» Provided passage
ML Model Serving as REST API Using Clipper
A comprehensive guide to deploying machine learning models as scalable REST APIs using Clipper, the low-latency prediction serving system designed for production ML workloads.
PythonClipperDockerMachine LearningREST APIscikit-learn
Table of Contents
The Model Serving Challenge
Building accurate machine learning models is only half the battle. The real challenge lies in deploying these models to production where they can serve predictions at scale, with low latency, and high reliability. At Gonnect, we've seen countless organizations struggle with this transition - their models perform brilliantly in notebooks but falter when exposed to real-world traffic.
Clipper addresses this fundamental challenge by providing a prediction serving system that sits between your applications and ML models, managing the complexity of model deployment, versioning, and scaling.
What is Clipper?
Clipper is a low-latency prediction serving system developed at UC Berkeley's RISE Lab. It provides a general-purpose platform that:
- Exposes ML models as REST APIs without custom server code
- Supports multiple ML frameworks (scikit-learn, TensorFlow, PyTorch, XGBoost)
- Enables online model updates and A/B testing
- Implements intelligent caching and batching for performance
- Provides fault tolerance and model versioning
The key philosophy behind Clipper is framework agnosticism - data scientists can use any ML library they prefer, and Clipper handles the serving infrastructure.
Architecture Overview
Clipper's architecture separates concerns into distinct layers:
┌─────────────────────────────────────┐
│ Application Layer │
│ (REST API / gRPC Clients) │
└─────────────────┬───────────────────┘
│
┌─────────────────▼───────────────────┐
│ Clipper Frontend │
│ - Request routing │
│ - Caching │
│ - Batching │
│ - Model selection │
└─────────────────┬───────────────────┘
│
┌────────────────────────────┼────────────────────────────┐
│ │ │
┌────────▼────────┐ ┌─────────▼─────────┐ ┌────────▼────────┐
│ Model Container │ │ Model Container │ │ Model Container │
│ (scikit-learn) │ │ (TensorFlow) │ │ (PyTorch) │
└─────────────────┘ └───────────────────┘ └─────────────────┘
Key Components
- Query Frontend: Receives prediction requests via REST API
- Model Containers: Docker containers running individual models
- Clipper Manager: Handles model deployment and lifecycle management
- Selection Policy: Routes requests to appropriate model versions
HR Hiring Prediction: A Practical Example
The Clipper project demonstrates model serving with a practical HR use case - predicting hiring decisions based on candidate attributes. This involves:
- A Decision Tree classifier trained on HR data
- REST API endpoints for real-time predictions
- Docker containerization for deployment
The HR Dataset
import pandas as pd
# Load HR training data
hr_data = pd.read_csv('HR.csv')

» What to produce
Pick up the guide to serving machine learning models with Clipper right after its last line, and carry the write-up forward from there.

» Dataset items
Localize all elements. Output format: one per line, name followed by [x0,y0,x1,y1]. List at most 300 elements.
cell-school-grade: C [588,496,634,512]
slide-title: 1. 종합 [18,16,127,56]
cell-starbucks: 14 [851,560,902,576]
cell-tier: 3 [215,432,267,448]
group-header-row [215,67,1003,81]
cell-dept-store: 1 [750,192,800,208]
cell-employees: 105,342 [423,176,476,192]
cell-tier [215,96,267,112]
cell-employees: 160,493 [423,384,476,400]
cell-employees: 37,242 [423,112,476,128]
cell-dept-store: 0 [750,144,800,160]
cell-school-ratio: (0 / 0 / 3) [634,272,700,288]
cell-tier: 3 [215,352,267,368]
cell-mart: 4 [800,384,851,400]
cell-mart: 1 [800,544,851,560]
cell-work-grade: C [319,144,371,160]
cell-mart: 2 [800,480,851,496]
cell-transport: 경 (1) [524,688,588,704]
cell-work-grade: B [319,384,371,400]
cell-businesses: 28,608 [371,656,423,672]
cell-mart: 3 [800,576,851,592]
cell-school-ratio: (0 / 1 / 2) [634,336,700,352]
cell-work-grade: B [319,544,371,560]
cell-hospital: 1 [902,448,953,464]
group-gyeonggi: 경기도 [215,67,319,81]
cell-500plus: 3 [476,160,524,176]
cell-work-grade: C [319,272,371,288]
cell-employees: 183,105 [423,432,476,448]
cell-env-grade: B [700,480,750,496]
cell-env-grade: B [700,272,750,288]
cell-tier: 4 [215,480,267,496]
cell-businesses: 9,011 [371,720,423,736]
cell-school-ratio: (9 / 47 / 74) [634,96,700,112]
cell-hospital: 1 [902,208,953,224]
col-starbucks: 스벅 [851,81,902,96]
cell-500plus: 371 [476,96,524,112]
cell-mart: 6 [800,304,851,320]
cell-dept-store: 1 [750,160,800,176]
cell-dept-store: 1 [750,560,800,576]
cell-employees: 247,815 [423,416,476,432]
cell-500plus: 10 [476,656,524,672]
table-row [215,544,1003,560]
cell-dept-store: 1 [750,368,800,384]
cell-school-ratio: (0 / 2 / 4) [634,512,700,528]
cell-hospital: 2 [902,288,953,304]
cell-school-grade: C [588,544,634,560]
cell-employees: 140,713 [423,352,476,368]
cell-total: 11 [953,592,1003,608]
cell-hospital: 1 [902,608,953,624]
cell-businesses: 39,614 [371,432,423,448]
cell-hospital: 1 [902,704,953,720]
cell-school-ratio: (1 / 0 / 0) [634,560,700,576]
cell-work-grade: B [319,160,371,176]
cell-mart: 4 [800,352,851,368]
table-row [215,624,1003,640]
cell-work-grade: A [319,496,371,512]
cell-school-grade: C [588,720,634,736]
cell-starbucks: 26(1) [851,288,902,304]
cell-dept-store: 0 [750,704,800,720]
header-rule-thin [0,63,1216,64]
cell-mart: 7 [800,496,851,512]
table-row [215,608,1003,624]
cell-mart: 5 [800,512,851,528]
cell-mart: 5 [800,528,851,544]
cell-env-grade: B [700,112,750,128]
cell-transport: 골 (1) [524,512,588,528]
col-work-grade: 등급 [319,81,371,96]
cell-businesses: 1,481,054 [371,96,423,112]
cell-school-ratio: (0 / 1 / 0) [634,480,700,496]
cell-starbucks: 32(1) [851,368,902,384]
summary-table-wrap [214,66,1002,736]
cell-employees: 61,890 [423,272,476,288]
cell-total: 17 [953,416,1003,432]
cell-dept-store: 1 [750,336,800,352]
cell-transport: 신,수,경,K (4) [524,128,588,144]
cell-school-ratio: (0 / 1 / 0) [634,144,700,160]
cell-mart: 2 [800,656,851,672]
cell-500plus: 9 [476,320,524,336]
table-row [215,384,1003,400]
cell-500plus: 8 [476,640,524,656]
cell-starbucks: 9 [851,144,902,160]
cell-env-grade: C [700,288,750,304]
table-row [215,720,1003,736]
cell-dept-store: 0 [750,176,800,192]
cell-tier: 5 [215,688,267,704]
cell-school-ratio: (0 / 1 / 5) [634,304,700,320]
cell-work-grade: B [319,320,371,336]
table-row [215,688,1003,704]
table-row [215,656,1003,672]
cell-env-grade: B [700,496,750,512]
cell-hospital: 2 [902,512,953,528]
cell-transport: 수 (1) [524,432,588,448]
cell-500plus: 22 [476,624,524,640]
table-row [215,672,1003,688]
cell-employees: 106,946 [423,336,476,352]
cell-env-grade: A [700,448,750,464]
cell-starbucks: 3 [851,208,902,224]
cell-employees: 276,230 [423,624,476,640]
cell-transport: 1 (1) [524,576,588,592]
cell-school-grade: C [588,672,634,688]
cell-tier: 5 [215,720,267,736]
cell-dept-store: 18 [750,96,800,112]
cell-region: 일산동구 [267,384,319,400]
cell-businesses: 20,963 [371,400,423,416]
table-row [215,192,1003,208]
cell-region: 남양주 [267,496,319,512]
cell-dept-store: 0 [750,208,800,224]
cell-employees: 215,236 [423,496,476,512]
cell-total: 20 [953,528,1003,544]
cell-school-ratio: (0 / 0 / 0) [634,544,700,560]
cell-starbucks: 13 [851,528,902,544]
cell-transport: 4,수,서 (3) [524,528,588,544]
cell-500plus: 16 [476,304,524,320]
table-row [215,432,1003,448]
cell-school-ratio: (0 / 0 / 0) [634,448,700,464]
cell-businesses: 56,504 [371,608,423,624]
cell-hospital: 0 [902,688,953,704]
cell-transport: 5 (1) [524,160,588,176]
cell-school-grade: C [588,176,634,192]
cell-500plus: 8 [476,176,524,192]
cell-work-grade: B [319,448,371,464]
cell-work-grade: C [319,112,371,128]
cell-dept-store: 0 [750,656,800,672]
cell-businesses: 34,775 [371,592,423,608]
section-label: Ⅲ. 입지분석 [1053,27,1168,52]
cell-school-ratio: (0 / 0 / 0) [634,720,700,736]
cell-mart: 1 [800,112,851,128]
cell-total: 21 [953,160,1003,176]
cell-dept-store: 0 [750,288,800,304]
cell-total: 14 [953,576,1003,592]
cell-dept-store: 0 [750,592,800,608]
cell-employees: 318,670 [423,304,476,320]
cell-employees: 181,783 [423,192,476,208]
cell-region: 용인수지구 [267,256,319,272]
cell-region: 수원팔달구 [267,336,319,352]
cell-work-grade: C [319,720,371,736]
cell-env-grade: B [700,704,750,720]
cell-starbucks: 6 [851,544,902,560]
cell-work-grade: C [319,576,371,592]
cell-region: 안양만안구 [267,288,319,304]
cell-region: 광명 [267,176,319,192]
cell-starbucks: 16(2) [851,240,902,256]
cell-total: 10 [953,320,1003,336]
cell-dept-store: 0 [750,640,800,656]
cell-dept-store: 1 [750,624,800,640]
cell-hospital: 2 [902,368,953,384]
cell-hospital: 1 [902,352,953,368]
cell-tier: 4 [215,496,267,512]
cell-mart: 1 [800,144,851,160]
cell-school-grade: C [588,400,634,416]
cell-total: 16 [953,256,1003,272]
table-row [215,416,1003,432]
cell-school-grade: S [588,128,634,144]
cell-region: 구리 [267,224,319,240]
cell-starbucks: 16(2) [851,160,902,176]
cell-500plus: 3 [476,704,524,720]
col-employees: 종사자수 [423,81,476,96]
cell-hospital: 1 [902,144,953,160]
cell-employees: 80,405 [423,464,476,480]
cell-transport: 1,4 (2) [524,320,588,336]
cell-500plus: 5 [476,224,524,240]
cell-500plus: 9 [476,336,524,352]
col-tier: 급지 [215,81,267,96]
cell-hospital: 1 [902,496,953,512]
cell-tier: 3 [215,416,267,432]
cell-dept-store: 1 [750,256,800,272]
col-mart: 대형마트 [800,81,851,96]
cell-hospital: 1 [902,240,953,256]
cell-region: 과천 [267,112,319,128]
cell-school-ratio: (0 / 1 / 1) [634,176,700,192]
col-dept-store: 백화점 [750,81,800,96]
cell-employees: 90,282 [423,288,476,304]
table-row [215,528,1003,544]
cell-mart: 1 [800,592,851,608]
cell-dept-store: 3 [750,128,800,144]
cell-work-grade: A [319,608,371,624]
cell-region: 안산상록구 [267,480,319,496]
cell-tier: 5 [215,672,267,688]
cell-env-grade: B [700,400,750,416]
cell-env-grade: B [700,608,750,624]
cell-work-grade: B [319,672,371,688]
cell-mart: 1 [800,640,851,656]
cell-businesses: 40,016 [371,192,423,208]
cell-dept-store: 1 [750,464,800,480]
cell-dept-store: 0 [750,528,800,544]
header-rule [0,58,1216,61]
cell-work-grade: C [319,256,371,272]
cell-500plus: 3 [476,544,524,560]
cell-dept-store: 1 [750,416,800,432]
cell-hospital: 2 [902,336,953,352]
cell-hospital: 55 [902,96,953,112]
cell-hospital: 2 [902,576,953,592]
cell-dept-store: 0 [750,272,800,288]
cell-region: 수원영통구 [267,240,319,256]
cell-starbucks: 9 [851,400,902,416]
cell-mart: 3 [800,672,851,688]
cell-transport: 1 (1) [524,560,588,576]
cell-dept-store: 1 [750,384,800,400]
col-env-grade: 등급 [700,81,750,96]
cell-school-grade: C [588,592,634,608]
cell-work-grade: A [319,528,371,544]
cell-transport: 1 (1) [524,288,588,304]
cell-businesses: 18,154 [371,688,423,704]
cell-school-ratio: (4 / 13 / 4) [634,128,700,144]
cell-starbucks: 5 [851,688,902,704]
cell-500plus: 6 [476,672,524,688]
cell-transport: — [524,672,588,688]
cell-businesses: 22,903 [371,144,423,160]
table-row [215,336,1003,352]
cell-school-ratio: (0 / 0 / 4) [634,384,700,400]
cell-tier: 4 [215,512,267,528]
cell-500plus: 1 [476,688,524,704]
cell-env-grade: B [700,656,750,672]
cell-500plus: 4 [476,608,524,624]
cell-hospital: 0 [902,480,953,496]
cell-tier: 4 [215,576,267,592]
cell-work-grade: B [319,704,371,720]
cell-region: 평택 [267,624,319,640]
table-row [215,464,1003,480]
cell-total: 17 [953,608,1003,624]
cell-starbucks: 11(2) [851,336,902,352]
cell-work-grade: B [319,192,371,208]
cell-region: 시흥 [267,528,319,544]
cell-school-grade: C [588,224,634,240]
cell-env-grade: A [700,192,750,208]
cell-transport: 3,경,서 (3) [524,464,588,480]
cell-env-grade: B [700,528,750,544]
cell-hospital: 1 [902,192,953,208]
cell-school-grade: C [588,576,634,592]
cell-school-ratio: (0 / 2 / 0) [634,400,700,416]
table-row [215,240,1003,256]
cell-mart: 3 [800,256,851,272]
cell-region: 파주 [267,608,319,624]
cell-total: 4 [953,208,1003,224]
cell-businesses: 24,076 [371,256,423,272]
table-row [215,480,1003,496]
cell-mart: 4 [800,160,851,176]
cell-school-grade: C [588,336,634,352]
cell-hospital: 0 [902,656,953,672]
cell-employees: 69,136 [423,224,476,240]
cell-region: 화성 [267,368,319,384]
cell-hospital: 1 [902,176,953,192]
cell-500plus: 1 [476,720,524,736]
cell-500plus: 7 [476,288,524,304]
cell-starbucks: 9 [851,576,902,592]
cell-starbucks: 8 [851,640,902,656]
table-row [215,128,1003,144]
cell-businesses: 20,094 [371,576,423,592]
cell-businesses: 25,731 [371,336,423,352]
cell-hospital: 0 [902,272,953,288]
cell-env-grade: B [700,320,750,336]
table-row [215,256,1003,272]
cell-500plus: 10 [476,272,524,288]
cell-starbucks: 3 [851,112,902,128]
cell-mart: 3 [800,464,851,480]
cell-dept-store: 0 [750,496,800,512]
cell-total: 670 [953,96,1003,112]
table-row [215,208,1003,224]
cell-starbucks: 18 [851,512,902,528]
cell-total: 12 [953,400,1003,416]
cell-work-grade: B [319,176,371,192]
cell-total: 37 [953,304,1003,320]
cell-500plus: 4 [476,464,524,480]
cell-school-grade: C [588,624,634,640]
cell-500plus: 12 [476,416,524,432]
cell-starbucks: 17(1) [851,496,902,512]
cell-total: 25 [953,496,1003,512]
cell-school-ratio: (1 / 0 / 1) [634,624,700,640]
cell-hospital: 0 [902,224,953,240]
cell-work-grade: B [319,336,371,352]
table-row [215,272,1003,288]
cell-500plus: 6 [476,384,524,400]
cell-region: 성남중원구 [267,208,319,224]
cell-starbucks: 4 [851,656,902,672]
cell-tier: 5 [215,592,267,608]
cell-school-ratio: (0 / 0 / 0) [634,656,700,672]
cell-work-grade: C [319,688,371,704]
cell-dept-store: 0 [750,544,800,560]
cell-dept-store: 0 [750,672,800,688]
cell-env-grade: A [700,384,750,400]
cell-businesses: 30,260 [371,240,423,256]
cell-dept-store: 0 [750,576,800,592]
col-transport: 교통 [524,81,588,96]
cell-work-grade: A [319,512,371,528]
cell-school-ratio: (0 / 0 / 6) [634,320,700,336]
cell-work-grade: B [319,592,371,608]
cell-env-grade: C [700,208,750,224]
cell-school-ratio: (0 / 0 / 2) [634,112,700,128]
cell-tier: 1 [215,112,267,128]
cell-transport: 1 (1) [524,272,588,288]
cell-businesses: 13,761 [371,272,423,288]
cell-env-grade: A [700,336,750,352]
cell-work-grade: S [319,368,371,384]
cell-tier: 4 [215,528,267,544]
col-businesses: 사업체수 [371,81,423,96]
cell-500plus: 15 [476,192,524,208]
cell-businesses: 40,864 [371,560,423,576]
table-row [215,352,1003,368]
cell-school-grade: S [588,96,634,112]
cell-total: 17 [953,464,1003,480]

» Output
# Features typically include:
# - Years of experience
# - Education level
# - Technical skills assessment
# - Interview scores
# - Previous employment history
Training the Decision Tree Model
from sklearn.tree import DecisionTreeClassifier
from sklearn.model_selection import train_test_split
import pickle
class HRDecisionTree:
"""HR Hiring Decision Tree Classifier"""
def __init__(self):
self.model = DecisionTreeClassifier(
max_depth=10,
min_samples_split=5,
min_samples_leaf=2,
random_state=42
)
def train(self, X, y):
"""Train the model on HR data"""
X_train, X_test, y_train, y_test = train_test_split(
X, y, test_size=0.2, random_state=42
)
self.model.fit(X_train, y_train)
# Evaluate accuracy
accuracy = self.model.score(X_test, y_test)
print(f"Model accuracy: {accuracy:.4f}")
return self
def predict(self, features):
"""Make hiring predictions"""
return self.model.predict(features)
def save(self, path='hr_model.pkl'):
"""Serialize model for deployment"""
with open(path, 'wb') as f:
pickle.dump(self.model, f)
Connecting to Clipper
The ClipperConnection class manages the interaction between your application and the Clipper serving system:
from clipper_admin import ClipperConnection, DockerContainerManager
class ClipperModelServer:
"""Manages Clipper model deployment and serving"""
def __init__(self, host='localhost'):
self.clipper_conn = ClipperConnection(
DockerContainerManager()
)
self.host = host
def start_clipper(self):
"""Initialize Clipper cluster"""
self.clipper_conn.start_clipper()
print("Clipper started successfully")
print(f"Query endpoint: http://{self.host}:1337")
print(f"Management endpoint: http://{self.host}:1338")
def register_application(self, name, input_type, default_output, slo_micros):
"""Register a new application with Clipper"""
self.clipper_conn.register_application(
name=name,
input_type=input_type,
default_output=default_output,
slo_micros=slo_micros # Service Level Objective in microseconds
)
print(f"Application '{name}' registered")
def deploy_model(self, name, version, input_type, func, pkgs_to_install):
"""Deploy a Python model to Clipper"""
from clipper_admin.deployers import python as python_deployer
python_deployer.deploy_python_closure(
self.clipper_conn,
name=name,
version=version,
input_type=input_type,
func=func,
pkgs_to_install=pkgs_to_install
)
print(f"Model '{name}' version {version} deployed")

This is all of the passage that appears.